YOUR OBJECTIVE:
Repeat the entire listing exactly.

DATASET RECORDS:

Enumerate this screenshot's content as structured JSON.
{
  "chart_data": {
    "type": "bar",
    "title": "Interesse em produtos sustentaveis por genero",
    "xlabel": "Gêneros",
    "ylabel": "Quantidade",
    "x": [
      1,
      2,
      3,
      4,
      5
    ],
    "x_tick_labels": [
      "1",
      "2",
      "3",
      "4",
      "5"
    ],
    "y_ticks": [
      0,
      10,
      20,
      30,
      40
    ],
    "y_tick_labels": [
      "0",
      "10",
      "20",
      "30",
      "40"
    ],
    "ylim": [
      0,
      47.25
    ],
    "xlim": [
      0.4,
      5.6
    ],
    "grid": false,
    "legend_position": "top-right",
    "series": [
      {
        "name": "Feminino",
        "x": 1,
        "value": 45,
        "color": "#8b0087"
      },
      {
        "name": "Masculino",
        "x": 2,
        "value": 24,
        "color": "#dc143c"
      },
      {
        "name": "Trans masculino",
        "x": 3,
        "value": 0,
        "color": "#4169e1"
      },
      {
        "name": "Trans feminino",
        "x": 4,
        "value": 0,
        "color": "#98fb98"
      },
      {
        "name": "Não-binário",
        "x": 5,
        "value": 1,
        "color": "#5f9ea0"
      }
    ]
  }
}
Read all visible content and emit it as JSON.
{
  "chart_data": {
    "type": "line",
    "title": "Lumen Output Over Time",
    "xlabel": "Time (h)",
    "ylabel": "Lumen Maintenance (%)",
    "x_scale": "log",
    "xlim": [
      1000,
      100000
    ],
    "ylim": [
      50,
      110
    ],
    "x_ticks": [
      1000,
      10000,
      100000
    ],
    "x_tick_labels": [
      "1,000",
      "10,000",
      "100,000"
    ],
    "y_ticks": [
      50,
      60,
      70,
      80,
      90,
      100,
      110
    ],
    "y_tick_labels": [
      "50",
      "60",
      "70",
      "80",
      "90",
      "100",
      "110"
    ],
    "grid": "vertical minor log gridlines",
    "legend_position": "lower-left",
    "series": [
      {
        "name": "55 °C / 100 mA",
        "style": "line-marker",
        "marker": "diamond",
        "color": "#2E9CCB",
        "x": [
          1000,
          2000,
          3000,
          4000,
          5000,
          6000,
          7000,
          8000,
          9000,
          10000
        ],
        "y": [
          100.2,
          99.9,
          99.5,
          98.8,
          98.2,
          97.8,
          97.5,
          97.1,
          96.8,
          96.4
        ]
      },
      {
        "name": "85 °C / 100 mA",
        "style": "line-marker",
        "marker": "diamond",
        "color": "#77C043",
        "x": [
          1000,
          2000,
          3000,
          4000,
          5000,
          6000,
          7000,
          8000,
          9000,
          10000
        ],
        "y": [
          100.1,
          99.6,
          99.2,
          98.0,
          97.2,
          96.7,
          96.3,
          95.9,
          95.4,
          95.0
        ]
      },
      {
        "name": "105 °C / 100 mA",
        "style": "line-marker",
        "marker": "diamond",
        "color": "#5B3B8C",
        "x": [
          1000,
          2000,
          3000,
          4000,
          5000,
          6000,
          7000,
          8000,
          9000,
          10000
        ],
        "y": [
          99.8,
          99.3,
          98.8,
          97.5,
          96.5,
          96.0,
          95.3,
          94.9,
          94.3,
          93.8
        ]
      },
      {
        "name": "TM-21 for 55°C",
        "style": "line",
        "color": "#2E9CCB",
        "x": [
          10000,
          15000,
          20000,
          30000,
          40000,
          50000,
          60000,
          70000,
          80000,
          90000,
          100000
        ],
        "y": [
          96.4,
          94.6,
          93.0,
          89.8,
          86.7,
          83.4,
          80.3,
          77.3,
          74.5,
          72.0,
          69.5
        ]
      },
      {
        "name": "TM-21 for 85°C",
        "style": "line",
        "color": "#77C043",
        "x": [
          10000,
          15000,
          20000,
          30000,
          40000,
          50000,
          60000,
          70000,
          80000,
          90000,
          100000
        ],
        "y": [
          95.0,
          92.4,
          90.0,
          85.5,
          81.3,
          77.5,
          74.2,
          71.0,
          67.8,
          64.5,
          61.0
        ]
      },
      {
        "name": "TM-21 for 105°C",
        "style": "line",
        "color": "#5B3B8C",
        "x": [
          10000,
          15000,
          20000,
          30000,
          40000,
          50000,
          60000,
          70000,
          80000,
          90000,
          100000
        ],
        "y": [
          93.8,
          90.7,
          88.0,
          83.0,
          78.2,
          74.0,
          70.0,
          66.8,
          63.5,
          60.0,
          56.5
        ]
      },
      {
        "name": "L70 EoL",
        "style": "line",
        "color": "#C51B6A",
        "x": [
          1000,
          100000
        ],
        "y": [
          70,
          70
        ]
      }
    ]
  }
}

TASK SOLUTION:
Enumerate this screenshot's content as structured JSON.
{
  "chart_data": {
    "type": "bar",
    "title": "Interesse em produtos sustentaveis por genero",
    "xlabel": "Gêneros",
    "ylabel": "Quantidade",
    "x": [
      1,
      2,
      3,
      4,
      5
    ],
    "x_tick_labels": [
      "1",
      "2",
      "3",
      "4",
      "5"
    ],
    "y_ticks": [
      0,
      10,
      20,
      30,
      40
    ],
    "y_tick_labels": [
      "0",
      "10",
      "20",
      "30",
      "40"
    ],
    "ylim": [
      0,
      47.25
    ],
    "xlim": [
      0.4,
      5.6
    ],
    "grid": false,
    "legend_position": "top-right",
    "series": [
      {
        "name": "Feminino",
        "x": 1,
        "value": 45,
        "color": "#8b0087"
      },
      {
        "name": "Masculino",
        "x": 2,
        "value": 24,
        "color": "#dc143c"
      },
      {
        "name": "Trans masculino",
        "x": 3,
        "value": 0,
        "color": "#4169e1"
      },
      {
        "name": "Trans feminino",
        "x": 4,
        "value": 0,
        "color": "#98fb98"
      },
      {
        "name": "Não-binário",
        "x": 5,
        "value": 1,
        "color": "#5f9ea0"
      }
    ]
  }
}
Read all visible content and emit it as JSON.
{
  "chart_data": {
    "type": "line",
    "title": "Lumen Output Over Time",
    "xlabel": "Time (h)",
    "ylabel": "Lumen Maintenance (%)",
    "x_scale": "log",
    "xlim": [
      1000,
      100000
    ],
    "ylim": [
      50,
      110
    ],
    "x_ticks": [
      1000,
      10000,
      100000
    ],
    "x_tick_labels": [
      "1,000",
      "10,000",
      "100,000"
    ],
    "y_ticks": [
      50,
      60,
      70,
      80,
      90,
      100,
      110
    ],
    "y_tick_labels": [
      "50",
      "60",
      "70",
      "80",
      "90",
      "100",
      "110"
    ],
    "grid": "vertical minor log gridlines",
    "legend_position": "lower-left",
    "series": [
      {
        "name": "55 °C / 100 mA",
        "style": "line-marker",
        "marker": "diamond",
        "color": "#2E9CCB",
        "x": [
          1000,
          2000,
          3000,
          4000,
          5000,
          6000,
          7000,
          8000,
          9000,
          10000
        ],
        "y": [
          100.2,
          99.9,
          99.5,
          98.8,
          98.2,
          97.8,
          97.5,
          97.1,
          96.8,
          96.4
        ]
      },
      {
        "name": "85 °C / 100 mA",
        "style": "line-marker",
        "marker": "diamond",
        "color": "#77C043",
        "x": [
          1000,
          2000,
          3000,
          4000,
          5000,
          6000,
          7000,
          8000,
          9000,
          10000
        ],
        "y": [
          100.1,
          99.6,
          99.2,
          98.0,
          97.2,
          96.7,
          96.3,
          95.9,
          95.4,
          95.0
        ]
      },
      {
        "name": "105 °C / 100 mA",
        "style": "line-marker",
        "marker": "diamond",
        "color": "#5B3B8C",
        "x": [
          1000,
          2000,
          3000,
          4000,
          5000,
          6000,
          7000,
          8000,
          9000,
          10000
        ],
        "y": [
          99.8,
          99.3,
          98.8,
          97.5,
          96.5,
          96.0,
          95.3,
          94.9,
          94.3,
          93.8
        ]
      },
      {
        "name": "TM-21 for 55°C",
        "style": "line",
        "color": "#2E9CCB",
        "x": [
          10000,
          15000,
          20000,
          30000,
          40000,
          50000,
          60000,
          70000,
          80000,
          90000,
          100000
        ],
        "y": [
          96.4,
          94.6,
          93.0,
          89.8,
          86.7,
          83.4,
          80.3,
          77.3,
          74.5,
          72.0,
          69.5
        ]
      },
      {
        "name": "TM-21 for 85°C",
        "style": "line",
        "color": "#77C043",
        "x": [
          10000,
          15000,
          20000,
          30000,
          40000,
          50000,
          60000,
          70000,
          80000,
          90000,
          100000
        ],
        "y": [
          95.0,
          92.4,
          90.0,
          85.5,
          81.3,
          77.5,
          74.2,
          71.0,
          67.8,
          64.5,
          61.0
        ]
      },
      {
        "name": "TM-21 for 105°C",
        "style": "line",
        "color": "#5B3B8C",
        "x": [
          10000,
          15000,
          20000,
          30000,
          40000,
          50000,
          60000,
          70000,
          80000,
          90000,
          100000
        ],
        "y": [
          93.8,
          90.7,
          88.0,
          83.0,
          78.2,
          74.0,
          70.0,
          66.8,
          63.5,
          60.0,
          56.5
        ]
      },
      {
        "name": "L70 EoL",
        "style": "line",
        "color": "#C51B6A",
        "x": [
          1000,
          100000
        ],
        "y": [
          70,
          70
        ]
      }
    ]
  }
}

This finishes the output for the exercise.